[GOAL]:
Where a line below holds the string "this", copy that line.

BEGIN DATA TO USE

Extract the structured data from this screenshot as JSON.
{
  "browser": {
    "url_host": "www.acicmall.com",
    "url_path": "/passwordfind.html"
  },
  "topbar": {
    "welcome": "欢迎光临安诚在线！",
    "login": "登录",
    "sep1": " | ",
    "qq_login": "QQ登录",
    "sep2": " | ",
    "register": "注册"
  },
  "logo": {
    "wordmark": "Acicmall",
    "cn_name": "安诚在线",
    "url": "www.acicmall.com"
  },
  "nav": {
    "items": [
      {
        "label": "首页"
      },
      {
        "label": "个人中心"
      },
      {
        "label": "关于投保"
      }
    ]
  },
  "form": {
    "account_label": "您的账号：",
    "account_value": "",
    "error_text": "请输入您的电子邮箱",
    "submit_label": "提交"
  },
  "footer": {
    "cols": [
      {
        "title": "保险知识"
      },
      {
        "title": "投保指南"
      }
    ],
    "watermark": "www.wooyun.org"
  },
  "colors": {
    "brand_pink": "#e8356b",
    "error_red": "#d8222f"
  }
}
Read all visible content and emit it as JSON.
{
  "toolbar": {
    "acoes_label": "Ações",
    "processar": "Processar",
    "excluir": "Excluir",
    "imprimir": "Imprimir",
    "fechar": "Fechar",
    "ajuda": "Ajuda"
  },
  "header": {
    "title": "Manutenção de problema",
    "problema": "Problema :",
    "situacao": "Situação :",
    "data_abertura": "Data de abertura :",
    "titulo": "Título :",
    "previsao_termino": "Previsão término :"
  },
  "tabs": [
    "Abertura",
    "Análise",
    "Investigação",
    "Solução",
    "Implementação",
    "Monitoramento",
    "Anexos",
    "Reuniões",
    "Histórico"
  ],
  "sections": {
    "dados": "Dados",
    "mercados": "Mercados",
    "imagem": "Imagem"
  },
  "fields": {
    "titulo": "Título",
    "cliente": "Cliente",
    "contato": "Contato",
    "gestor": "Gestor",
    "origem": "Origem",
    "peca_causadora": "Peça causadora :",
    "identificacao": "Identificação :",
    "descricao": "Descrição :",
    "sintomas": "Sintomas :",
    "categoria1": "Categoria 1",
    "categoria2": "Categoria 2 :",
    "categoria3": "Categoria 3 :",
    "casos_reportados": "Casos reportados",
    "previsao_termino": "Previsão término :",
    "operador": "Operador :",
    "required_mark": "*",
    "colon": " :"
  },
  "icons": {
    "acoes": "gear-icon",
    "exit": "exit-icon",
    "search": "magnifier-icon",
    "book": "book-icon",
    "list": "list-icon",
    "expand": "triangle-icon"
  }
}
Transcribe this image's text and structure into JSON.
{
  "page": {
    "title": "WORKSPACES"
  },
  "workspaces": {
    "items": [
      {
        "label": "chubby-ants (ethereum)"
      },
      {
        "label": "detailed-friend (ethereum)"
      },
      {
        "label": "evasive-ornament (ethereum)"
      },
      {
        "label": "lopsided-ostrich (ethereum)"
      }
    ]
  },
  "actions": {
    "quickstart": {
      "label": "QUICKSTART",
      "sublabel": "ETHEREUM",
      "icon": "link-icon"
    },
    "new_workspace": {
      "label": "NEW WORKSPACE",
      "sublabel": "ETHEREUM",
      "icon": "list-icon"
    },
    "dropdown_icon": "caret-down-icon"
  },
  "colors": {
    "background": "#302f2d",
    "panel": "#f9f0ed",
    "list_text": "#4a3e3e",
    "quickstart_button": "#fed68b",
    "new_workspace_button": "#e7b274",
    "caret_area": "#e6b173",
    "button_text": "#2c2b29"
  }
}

END DATA TO USE
BEGIN DATA TO USE

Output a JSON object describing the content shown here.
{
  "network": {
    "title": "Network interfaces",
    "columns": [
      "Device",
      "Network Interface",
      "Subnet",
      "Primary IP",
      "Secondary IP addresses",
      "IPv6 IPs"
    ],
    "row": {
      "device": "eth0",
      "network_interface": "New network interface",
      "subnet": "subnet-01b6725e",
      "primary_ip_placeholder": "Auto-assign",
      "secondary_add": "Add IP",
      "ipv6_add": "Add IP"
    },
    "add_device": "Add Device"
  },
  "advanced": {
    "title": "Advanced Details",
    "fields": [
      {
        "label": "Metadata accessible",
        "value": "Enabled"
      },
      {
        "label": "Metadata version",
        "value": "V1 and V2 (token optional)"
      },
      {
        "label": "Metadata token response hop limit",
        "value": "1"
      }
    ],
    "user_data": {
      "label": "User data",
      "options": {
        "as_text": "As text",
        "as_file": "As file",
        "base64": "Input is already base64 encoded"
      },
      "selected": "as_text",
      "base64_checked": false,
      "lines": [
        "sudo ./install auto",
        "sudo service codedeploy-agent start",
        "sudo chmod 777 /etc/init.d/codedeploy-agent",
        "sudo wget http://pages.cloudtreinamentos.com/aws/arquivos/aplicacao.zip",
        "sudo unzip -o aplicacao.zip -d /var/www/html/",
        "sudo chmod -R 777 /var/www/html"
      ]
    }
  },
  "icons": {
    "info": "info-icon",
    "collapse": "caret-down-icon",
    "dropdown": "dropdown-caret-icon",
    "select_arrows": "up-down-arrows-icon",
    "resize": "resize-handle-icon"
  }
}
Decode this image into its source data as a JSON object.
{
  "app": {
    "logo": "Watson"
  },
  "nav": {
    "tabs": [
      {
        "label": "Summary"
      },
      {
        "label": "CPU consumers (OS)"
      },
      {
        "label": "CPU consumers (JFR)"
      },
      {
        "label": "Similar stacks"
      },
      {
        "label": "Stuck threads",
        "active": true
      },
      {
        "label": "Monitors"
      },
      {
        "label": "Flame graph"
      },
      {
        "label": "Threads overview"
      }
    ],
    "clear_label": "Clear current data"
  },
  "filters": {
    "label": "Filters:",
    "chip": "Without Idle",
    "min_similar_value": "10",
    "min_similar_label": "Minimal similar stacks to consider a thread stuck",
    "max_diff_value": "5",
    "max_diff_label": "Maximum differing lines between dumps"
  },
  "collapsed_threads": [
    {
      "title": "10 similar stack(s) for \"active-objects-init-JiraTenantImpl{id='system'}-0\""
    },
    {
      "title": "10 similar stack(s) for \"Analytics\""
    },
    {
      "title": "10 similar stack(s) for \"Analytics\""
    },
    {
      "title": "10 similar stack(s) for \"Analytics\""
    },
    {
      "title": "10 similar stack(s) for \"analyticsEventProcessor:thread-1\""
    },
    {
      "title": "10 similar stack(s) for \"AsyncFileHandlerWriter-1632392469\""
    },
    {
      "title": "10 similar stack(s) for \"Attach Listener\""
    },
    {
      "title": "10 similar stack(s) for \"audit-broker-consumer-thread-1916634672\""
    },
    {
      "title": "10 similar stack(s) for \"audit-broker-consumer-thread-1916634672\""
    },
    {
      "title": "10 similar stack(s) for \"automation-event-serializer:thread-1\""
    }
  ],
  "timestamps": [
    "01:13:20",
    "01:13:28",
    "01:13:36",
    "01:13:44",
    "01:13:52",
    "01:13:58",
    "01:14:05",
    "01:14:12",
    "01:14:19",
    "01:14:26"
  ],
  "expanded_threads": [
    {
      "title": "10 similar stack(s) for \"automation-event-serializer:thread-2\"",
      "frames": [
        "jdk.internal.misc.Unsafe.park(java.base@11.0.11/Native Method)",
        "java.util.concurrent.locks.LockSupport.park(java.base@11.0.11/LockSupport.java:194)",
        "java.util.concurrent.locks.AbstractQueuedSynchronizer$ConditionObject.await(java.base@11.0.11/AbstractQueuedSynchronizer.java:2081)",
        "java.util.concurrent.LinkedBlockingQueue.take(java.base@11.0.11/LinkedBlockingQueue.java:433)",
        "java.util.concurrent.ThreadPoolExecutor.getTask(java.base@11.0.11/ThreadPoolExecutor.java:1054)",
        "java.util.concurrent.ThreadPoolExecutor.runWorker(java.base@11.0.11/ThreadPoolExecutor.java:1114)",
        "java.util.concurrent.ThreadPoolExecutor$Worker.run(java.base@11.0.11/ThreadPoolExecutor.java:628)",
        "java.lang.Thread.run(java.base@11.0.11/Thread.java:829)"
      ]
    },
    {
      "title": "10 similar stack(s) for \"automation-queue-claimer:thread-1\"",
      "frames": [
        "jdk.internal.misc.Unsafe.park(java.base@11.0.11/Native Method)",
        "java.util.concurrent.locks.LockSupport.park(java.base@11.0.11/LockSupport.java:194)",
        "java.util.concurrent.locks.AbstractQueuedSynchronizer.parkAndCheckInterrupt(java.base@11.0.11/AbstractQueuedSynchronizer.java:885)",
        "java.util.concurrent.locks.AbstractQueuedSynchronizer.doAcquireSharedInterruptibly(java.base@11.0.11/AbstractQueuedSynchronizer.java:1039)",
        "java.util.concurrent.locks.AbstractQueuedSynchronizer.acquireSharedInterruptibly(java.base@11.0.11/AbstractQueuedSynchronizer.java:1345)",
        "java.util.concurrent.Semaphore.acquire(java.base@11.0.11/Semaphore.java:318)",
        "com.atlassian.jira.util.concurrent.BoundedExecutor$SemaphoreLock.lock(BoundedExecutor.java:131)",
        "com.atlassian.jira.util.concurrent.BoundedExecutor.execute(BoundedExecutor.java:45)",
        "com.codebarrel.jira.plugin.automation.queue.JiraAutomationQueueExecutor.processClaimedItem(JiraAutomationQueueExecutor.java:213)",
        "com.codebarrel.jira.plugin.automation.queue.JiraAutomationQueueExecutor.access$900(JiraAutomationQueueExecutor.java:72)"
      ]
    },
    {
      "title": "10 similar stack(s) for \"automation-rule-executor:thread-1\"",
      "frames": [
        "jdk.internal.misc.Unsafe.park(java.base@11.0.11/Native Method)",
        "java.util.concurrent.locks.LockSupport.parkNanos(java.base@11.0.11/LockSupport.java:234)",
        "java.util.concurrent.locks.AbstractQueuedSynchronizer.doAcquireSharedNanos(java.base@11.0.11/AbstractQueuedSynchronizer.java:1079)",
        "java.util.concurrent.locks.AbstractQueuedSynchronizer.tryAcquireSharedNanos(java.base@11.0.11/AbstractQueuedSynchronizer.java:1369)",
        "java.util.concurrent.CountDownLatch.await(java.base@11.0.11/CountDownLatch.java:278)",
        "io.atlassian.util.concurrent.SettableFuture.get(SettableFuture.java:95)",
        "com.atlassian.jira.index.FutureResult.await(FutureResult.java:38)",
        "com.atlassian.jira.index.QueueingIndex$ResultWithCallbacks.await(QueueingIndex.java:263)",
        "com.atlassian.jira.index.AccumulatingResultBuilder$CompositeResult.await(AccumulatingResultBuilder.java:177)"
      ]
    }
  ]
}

END DATA TO USE

[EXERCISE RESPONSE]:
Extract the structured data from this screenshot as JSON.
Transcribe this image's text and structure into JSON.
Decode this image into its source data as a JSON object.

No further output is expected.